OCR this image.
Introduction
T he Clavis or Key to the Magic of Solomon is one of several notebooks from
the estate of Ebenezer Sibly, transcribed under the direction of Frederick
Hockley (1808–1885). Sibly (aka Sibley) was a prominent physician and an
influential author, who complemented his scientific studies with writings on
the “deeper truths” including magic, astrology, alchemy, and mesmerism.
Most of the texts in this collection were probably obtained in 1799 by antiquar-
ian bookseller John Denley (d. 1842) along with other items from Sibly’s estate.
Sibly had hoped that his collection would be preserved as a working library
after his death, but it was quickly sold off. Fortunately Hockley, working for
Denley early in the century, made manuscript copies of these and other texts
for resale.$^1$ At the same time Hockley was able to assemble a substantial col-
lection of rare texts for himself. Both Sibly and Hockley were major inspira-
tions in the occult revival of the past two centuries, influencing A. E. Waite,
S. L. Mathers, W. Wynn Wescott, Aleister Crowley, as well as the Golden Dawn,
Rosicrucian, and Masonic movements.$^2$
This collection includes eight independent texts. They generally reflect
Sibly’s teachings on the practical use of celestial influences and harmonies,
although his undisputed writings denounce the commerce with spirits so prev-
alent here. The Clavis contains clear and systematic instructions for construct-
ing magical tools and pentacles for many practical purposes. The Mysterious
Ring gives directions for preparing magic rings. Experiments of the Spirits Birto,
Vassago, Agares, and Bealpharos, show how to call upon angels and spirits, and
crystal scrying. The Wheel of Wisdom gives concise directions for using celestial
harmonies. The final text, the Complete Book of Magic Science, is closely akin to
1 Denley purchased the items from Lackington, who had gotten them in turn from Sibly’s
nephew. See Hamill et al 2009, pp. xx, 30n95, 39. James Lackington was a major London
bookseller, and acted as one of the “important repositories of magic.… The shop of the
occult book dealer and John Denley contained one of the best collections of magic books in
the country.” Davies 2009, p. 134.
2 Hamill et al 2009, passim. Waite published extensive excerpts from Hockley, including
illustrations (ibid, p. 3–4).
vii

· · · · · · ·

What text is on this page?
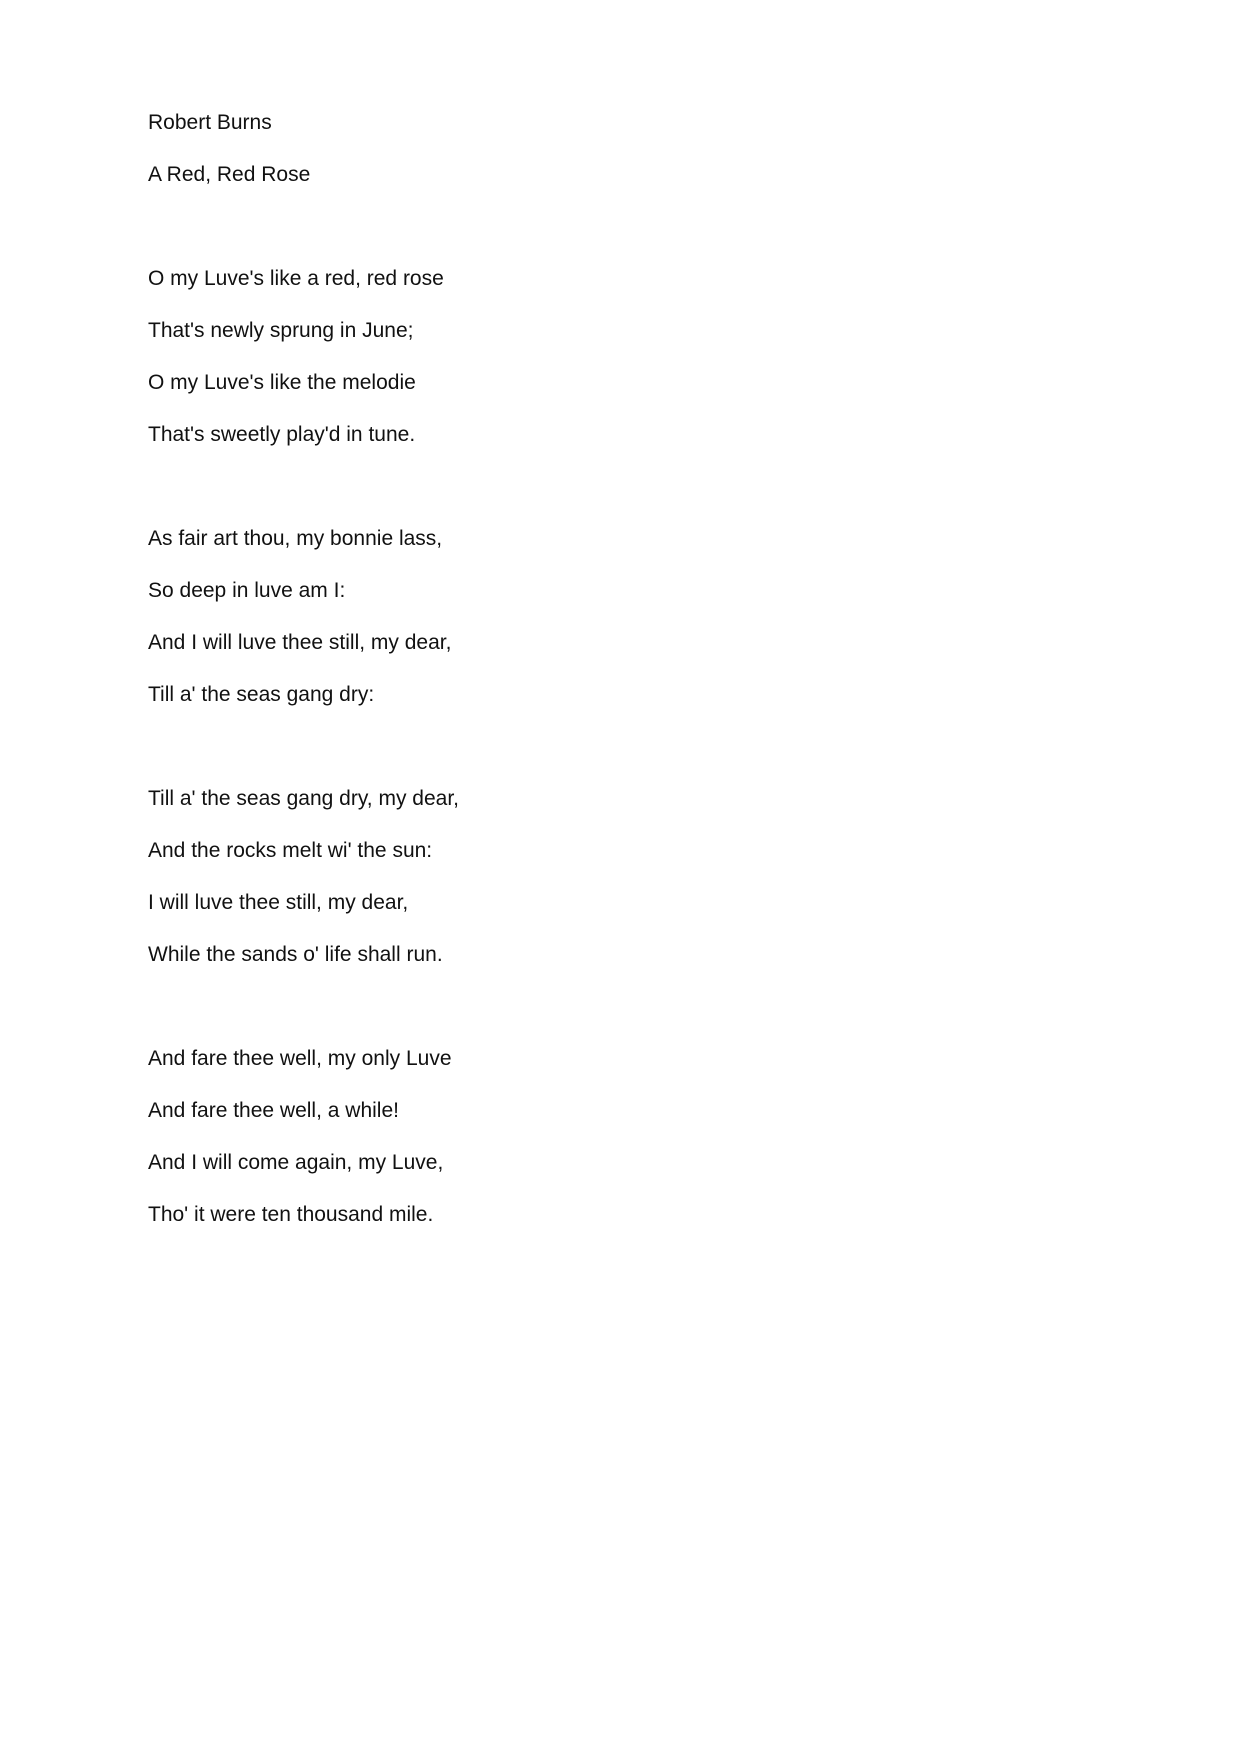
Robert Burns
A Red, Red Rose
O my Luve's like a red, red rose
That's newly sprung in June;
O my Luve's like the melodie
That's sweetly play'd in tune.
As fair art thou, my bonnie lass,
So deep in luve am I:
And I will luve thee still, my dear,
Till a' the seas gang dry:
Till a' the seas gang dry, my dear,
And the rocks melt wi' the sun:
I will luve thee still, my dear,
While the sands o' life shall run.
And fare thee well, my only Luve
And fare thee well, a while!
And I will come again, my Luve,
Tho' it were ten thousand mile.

· · · · · · ·

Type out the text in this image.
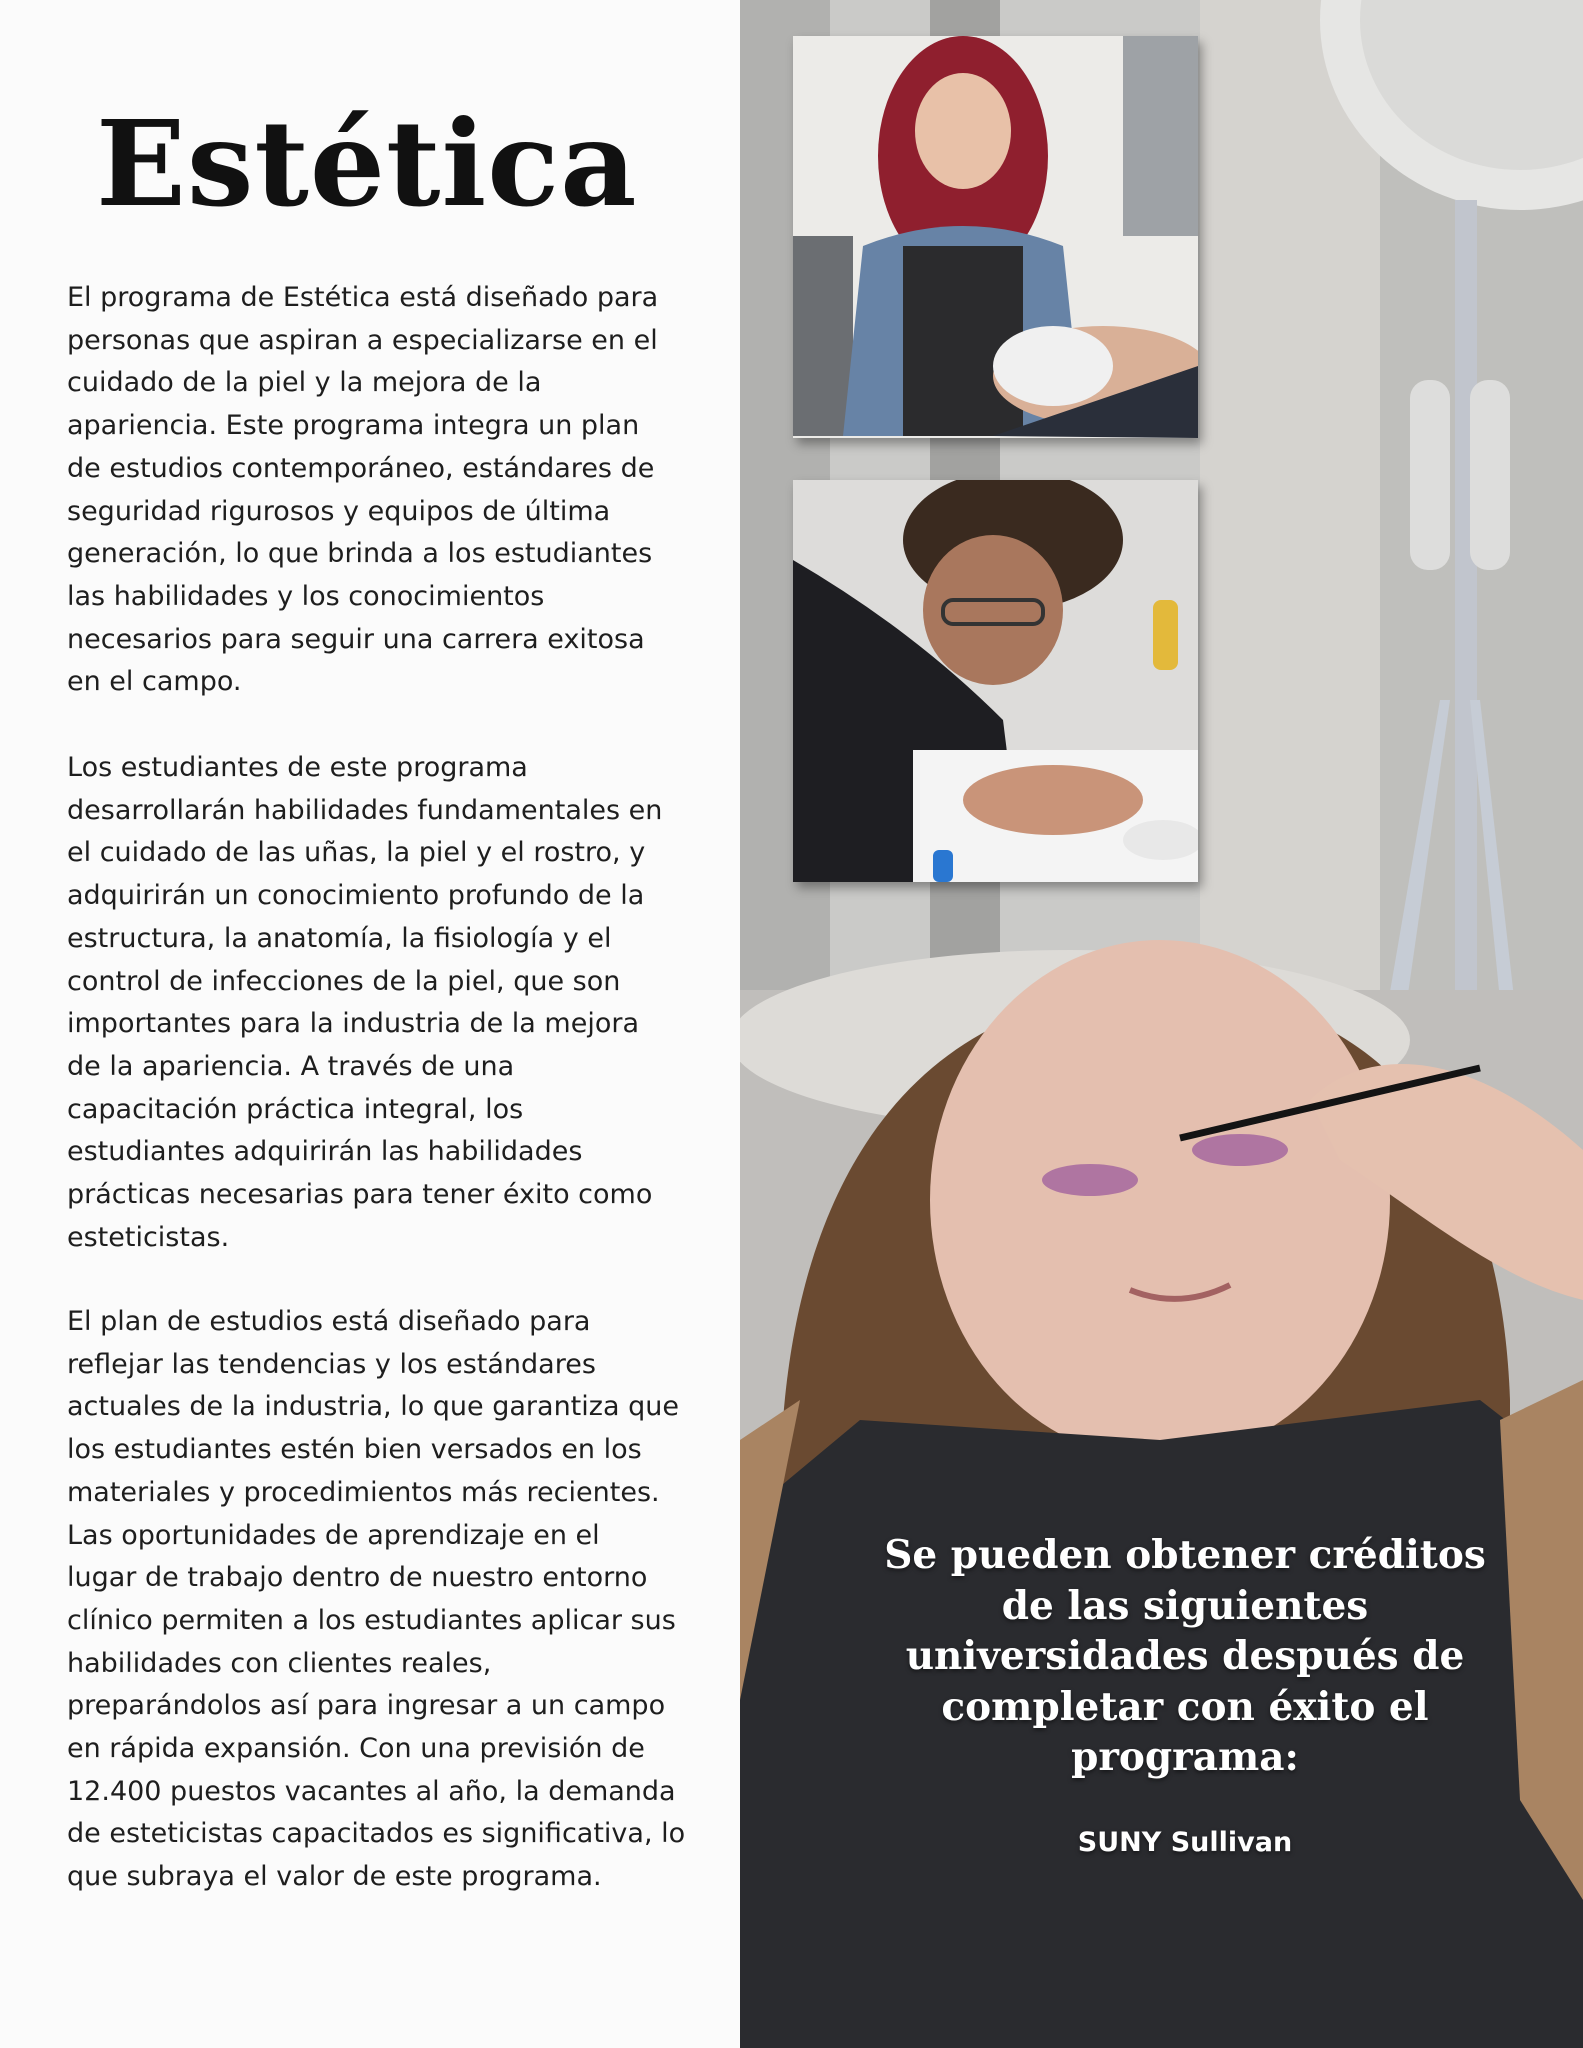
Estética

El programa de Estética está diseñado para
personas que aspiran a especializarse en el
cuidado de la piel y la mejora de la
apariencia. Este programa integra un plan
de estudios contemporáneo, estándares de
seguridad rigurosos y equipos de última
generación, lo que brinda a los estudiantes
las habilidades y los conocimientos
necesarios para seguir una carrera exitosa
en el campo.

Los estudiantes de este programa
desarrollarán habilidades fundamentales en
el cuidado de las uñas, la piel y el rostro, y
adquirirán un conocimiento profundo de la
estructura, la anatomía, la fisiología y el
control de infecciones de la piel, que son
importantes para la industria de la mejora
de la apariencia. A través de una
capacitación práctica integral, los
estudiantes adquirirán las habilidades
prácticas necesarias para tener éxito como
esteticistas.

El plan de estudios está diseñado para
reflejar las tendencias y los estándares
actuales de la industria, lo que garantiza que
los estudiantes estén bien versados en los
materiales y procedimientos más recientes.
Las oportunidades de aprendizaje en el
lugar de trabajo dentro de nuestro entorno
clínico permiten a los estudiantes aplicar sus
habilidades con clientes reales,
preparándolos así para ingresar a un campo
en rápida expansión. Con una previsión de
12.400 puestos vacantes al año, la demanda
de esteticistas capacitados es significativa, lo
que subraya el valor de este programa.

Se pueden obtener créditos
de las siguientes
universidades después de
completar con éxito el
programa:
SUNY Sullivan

· · · · · · ·

Check each line above for the string "texts" and report how many lines have it, giving only the number.

[Answer to this exercise] 4